指示内容 1> 以下の出典抜粋から、「カブリオレ」を含む車種の表記を、登場順にすべて書き出してください。

出典抜粋>
各高級メーカーはかなり幅広いオーダーメイドに対応するサービスを展開している。これにより色、使用素材など世界に1台だけのクルマを作ることが可能だ。しかし、過去には個人がクーペをカブリオレにするというとんでもないオーダーをし、メーカーがそれを受けたというケースもあった。そしてそんな希少車がオークションに登場…気になるお値段は?

文:古賀貴司(自動車王国) 写真:ベストカー編集部

■存在しないはずの993カレラSカブリオレ

フロントから見ると違和感はほぼなく、状態の良い993カブリオレに見える当該車両。

 2004年10月11日から13日にかけて、アメリカ・テネシー州の「チャタヌーガ・モーターカー・フェスティバル」と併催された、ブロードアローズのオークションにポルシェファンを驚かせる1台が登場した。1998年式911カレラSカブリオレ(993型)である。

提供データ>

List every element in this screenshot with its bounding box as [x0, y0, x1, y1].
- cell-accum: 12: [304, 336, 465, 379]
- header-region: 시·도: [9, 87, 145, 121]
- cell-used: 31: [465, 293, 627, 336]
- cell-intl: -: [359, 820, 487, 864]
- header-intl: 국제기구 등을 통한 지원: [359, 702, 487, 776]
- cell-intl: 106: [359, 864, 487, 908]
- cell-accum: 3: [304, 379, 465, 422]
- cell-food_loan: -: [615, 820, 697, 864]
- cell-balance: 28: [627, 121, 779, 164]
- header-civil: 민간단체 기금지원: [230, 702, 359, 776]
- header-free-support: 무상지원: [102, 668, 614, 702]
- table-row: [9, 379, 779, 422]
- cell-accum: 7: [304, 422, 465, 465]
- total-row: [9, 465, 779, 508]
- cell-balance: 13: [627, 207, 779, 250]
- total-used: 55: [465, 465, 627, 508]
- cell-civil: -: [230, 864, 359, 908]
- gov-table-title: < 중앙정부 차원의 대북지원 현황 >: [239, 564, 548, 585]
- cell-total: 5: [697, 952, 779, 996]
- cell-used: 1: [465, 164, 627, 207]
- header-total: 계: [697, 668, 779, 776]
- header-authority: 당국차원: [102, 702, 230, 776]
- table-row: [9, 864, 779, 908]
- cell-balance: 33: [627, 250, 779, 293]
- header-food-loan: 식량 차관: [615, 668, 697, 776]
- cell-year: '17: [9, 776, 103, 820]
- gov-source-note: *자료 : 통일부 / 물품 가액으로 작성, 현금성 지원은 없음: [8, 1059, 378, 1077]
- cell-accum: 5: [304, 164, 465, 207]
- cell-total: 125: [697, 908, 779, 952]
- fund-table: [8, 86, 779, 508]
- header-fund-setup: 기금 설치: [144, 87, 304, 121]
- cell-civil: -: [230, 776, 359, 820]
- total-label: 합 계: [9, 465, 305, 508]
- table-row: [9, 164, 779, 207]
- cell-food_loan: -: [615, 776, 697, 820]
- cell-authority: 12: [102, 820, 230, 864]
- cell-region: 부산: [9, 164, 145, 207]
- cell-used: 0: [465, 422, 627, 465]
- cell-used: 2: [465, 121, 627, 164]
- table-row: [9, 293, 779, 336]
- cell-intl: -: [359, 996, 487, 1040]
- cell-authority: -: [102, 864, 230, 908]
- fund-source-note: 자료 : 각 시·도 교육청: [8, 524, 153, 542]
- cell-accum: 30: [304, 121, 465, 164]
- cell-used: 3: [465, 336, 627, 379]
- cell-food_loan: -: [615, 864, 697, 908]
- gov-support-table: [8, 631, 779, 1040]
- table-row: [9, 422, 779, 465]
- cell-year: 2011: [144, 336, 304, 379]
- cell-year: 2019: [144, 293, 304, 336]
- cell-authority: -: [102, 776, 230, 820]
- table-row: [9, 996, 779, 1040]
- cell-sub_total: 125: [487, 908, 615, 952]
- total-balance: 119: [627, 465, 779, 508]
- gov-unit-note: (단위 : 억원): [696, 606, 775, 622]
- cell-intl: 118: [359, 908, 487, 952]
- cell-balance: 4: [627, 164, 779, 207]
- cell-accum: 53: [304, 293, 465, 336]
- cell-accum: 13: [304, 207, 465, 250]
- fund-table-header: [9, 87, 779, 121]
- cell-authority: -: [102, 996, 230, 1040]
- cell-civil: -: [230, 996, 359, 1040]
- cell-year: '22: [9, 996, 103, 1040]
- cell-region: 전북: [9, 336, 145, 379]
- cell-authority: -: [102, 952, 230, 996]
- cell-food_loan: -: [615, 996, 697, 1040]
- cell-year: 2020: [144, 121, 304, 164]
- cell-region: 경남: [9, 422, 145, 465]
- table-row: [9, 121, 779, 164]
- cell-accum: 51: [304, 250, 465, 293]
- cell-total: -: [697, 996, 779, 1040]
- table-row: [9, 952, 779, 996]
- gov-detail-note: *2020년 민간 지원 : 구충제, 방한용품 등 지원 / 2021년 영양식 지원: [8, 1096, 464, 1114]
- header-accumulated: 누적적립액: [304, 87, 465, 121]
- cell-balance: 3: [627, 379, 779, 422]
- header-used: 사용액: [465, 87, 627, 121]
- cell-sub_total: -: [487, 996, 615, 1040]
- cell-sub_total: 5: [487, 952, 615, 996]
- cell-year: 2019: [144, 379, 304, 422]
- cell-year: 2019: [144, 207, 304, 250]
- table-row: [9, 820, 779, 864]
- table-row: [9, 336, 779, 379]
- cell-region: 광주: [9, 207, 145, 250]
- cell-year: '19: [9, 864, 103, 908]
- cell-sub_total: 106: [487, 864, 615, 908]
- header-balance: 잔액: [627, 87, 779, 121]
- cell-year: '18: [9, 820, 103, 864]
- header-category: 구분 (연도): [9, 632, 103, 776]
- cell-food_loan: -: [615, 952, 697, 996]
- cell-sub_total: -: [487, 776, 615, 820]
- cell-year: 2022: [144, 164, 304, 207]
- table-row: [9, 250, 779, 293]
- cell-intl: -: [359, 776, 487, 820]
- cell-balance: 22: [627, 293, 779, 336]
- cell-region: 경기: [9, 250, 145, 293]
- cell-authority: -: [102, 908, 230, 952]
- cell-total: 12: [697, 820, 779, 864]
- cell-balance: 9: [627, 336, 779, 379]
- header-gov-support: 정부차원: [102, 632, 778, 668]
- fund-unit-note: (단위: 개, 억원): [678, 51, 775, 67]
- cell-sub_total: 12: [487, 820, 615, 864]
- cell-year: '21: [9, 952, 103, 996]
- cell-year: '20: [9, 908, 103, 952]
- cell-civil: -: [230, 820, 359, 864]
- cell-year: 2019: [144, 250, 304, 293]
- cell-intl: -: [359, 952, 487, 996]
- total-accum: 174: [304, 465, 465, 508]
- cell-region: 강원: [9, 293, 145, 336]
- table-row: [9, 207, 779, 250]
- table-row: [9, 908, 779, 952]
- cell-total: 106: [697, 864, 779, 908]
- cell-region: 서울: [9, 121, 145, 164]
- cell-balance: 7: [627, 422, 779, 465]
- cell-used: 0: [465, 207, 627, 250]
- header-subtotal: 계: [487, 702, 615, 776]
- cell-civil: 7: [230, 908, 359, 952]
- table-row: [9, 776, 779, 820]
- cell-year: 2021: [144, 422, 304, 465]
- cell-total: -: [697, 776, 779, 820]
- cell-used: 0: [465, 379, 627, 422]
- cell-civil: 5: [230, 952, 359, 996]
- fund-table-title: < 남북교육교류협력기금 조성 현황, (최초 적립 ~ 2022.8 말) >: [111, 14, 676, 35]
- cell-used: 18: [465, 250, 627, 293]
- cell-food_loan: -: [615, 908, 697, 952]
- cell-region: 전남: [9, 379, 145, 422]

指示内容 2> 提供データの行を、先頭の行から「- cell-accum: 3: [304, 379, 465, 422]」を含む行まで(両端を含む)、「番号」と「内容」の2列からなるMarkdown表に整理してください。空行は除外します。

回答全文 1>
- カブリオレ
- 993カレラSカブリオレ
- 993カブリオレ
- 911カレラSカブリオレ(993型)

回答全文 2>
| 番号 | 内容 |
|---|---|
| 1 | List every element in this screenshot with its bounding box as [x0, y0, x1, y1]. |
| 2 | - cell-accum: 12: [304, 336, 465, 379] |
| 3 | - header-region: 시·도: [9, 87, 145, 121] |
| 4 | - cell-used: 31: [465, 293, 627, 336] |
| 5 | - cell-intl: -: [359, 820, 487, 864] |
| 6 | - header-intl: 국제기구 등을 통한 지원: [359, 702, 487, 776] |
| 7 | - cell-intl: 106: [359, 864, 487, 908] |
| 8 | - cell-accum: 3: [304, 379, 465, 422] |